What to do> Lines containing the word "phiên" are the ones to copy from the records below.

--- Records to process ---

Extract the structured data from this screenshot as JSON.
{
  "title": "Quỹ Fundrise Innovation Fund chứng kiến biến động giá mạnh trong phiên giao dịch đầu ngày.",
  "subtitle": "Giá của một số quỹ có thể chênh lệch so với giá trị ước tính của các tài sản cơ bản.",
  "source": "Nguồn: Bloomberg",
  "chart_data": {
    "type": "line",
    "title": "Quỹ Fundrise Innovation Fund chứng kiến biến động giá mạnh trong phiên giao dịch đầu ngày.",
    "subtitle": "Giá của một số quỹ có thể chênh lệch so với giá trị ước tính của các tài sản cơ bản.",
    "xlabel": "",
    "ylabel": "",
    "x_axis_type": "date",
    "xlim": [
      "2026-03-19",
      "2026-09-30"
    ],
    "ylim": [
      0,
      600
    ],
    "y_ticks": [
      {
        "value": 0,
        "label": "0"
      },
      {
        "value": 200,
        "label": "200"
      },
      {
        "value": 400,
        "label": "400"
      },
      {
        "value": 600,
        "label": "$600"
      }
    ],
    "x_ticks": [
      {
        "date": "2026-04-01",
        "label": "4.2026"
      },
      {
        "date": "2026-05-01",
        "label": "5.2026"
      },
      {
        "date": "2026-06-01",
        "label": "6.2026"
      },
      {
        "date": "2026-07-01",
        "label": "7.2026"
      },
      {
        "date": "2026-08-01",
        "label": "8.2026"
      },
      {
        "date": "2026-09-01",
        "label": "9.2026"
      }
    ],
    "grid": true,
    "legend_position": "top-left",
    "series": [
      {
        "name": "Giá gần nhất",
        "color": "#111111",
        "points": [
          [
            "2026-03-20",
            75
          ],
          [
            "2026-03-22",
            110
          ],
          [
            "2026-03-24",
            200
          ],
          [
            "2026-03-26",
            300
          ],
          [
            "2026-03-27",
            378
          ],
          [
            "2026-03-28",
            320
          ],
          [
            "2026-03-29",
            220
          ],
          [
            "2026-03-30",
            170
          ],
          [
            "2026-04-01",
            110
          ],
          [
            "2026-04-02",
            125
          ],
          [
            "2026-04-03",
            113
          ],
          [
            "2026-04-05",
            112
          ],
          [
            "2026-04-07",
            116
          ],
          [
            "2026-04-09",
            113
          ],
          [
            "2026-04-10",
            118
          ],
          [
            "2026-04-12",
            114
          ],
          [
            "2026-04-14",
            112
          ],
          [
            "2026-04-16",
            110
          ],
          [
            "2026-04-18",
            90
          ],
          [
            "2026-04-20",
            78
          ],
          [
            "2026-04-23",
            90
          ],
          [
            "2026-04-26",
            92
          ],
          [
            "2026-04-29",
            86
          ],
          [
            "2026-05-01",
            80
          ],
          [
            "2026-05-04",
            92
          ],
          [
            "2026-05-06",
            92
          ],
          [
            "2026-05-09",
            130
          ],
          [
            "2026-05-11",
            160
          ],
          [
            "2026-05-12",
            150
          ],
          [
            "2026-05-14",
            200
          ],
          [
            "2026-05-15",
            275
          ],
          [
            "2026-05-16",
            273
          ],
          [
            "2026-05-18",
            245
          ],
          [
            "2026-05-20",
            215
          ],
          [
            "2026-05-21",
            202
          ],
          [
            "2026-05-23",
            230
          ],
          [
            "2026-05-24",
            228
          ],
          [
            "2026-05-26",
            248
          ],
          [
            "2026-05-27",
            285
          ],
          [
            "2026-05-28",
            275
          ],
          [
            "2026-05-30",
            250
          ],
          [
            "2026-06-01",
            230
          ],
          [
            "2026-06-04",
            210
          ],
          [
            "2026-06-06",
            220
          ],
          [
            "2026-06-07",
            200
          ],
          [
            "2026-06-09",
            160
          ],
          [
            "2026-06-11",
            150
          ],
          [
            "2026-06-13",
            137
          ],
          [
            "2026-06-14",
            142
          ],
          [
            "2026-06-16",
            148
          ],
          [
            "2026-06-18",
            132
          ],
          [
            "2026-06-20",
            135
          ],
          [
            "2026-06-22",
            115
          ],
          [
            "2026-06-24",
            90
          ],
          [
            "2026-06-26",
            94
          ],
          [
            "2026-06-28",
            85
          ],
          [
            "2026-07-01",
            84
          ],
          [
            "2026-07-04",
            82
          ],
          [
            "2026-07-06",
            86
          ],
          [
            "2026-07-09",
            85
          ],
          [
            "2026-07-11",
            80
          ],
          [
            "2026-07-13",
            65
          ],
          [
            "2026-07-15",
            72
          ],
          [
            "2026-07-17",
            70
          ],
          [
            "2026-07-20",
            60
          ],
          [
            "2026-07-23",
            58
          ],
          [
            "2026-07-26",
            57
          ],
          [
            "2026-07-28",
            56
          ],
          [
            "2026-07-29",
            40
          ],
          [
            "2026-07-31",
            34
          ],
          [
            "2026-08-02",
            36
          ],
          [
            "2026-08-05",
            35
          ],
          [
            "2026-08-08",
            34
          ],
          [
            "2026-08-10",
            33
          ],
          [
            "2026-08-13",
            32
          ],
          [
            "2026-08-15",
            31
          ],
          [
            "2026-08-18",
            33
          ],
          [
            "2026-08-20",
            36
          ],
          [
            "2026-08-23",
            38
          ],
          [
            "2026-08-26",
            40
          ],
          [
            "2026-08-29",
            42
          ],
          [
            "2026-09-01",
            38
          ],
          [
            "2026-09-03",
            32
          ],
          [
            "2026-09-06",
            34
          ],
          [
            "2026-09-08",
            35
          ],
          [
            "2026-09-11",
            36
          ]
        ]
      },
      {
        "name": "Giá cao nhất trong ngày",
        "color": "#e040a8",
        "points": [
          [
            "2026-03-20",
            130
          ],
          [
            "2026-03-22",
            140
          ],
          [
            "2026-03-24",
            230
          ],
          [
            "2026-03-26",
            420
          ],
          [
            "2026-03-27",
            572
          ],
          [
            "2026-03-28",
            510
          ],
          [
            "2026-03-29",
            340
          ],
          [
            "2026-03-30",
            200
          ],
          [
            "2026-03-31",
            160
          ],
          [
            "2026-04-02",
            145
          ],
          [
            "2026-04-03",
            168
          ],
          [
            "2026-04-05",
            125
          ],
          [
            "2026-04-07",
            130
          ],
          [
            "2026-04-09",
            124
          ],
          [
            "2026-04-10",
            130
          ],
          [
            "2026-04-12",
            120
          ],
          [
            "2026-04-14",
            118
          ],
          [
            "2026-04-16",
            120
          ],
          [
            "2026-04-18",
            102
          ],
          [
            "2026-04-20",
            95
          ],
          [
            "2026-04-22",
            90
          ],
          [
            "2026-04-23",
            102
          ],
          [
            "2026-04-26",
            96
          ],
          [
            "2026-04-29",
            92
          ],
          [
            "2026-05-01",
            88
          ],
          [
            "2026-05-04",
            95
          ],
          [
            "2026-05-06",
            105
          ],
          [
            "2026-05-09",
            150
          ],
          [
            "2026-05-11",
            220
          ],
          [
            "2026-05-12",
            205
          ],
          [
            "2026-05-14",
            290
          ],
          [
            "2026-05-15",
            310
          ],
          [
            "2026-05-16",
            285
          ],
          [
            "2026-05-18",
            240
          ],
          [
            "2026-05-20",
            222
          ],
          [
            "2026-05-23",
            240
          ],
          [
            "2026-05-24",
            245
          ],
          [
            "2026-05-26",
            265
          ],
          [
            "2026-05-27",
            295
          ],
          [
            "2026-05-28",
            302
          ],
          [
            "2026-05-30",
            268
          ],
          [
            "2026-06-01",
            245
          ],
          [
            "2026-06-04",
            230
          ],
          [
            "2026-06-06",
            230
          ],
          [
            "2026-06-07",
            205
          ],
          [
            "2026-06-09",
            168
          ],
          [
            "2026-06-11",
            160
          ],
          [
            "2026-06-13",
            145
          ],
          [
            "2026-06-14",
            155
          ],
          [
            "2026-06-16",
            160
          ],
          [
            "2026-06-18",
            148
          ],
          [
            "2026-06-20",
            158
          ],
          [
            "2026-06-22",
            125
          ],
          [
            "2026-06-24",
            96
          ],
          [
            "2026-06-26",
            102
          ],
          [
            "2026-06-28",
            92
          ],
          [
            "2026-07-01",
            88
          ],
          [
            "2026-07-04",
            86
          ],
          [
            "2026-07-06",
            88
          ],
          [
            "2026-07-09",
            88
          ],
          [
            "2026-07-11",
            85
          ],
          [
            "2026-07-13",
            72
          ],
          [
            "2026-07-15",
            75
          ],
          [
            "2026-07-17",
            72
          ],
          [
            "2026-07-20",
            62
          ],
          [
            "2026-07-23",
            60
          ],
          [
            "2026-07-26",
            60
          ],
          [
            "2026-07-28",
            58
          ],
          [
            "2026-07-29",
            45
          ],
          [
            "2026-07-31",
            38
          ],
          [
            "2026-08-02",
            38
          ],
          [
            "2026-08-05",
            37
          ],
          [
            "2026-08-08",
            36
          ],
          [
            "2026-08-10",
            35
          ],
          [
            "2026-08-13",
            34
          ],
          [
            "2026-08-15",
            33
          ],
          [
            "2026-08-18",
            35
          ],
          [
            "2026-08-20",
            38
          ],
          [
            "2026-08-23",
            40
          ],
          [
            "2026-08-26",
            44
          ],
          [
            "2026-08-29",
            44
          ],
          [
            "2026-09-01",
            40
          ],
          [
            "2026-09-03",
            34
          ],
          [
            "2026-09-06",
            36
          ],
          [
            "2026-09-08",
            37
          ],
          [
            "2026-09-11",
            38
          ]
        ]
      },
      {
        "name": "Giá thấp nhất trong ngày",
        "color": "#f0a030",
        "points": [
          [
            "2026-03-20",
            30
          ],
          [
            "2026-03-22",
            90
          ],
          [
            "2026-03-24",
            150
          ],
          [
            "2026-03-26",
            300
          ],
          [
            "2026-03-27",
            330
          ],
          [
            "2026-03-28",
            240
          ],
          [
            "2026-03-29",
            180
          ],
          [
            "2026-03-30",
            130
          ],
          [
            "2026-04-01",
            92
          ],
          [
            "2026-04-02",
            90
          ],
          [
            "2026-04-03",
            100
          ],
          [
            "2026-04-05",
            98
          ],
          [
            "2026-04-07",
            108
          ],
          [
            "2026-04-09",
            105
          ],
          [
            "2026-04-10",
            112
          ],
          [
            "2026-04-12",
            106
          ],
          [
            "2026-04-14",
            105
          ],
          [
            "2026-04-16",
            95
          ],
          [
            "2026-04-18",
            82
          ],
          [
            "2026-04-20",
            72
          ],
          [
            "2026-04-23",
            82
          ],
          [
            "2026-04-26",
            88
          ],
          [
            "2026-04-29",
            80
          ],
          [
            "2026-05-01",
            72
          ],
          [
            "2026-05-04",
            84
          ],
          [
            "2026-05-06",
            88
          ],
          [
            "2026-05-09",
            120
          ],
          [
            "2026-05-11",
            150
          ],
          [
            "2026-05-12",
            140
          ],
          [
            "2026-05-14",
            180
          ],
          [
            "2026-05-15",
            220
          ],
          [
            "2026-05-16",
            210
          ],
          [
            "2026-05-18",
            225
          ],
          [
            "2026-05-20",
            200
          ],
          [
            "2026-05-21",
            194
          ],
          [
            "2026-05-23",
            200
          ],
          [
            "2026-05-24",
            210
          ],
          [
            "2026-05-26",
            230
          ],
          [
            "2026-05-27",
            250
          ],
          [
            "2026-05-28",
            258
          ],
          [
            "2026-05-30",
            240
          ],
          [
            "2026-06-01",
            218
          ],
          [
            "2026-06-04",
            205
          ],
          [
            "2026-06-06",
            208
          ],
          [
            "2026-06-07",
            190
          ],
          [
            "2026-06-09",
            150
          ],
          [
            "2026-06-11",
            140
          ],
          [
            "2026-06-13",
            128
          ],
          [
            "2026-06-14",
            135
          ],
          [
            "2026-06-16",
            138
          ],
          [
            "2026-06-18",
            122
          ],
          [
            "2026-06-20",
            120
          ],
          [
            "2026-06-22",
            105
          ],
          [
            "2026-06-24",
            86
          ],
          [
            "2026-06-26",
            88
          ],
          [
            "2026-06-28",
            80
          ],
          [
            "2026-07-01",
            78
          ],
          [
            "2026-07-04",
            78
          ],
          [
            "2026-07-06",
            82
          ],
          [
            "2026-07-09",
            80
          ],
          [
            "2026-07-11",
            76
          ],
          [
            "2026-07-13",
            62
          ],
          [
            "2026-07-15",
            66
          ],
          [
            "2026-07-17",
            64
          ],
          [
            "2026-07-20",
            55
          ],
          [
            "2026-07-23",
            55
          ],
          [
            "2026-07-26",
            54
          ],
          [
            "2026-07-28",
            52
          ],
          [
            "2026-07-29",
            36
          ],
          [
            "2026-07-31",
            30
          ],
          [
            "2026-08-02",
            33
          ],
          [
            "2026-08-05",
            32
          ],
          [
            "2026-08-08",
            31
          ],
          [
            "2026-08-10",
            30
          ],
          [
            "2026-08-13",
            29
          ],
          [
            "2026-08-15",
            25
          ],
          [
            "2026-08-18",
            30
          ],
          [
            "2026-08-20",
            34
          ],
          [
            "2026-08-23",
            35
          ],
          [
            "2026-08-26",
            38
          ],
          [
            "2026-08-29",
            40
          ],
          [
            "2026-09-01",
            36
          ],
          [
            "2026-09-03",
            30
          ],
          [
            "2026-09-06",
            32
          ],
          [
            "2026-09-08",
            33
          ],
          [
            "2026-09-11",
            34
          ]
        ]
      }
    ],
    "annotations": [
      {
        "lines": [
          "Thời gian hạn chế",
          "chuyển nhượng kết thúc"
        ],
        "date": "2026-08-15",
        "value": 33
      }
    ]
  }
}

---

Exercise solution>
  "title": "Quỹ Fundrise Innovation Fund chứng kiến biến động giá mạnh trong phiên giao dịch đầu ngày.",
    "title": "Quỹ Fundrise Innovation Fund chứng kiến biến động giá mạnh trong phiên giao dịch đầu ngày.",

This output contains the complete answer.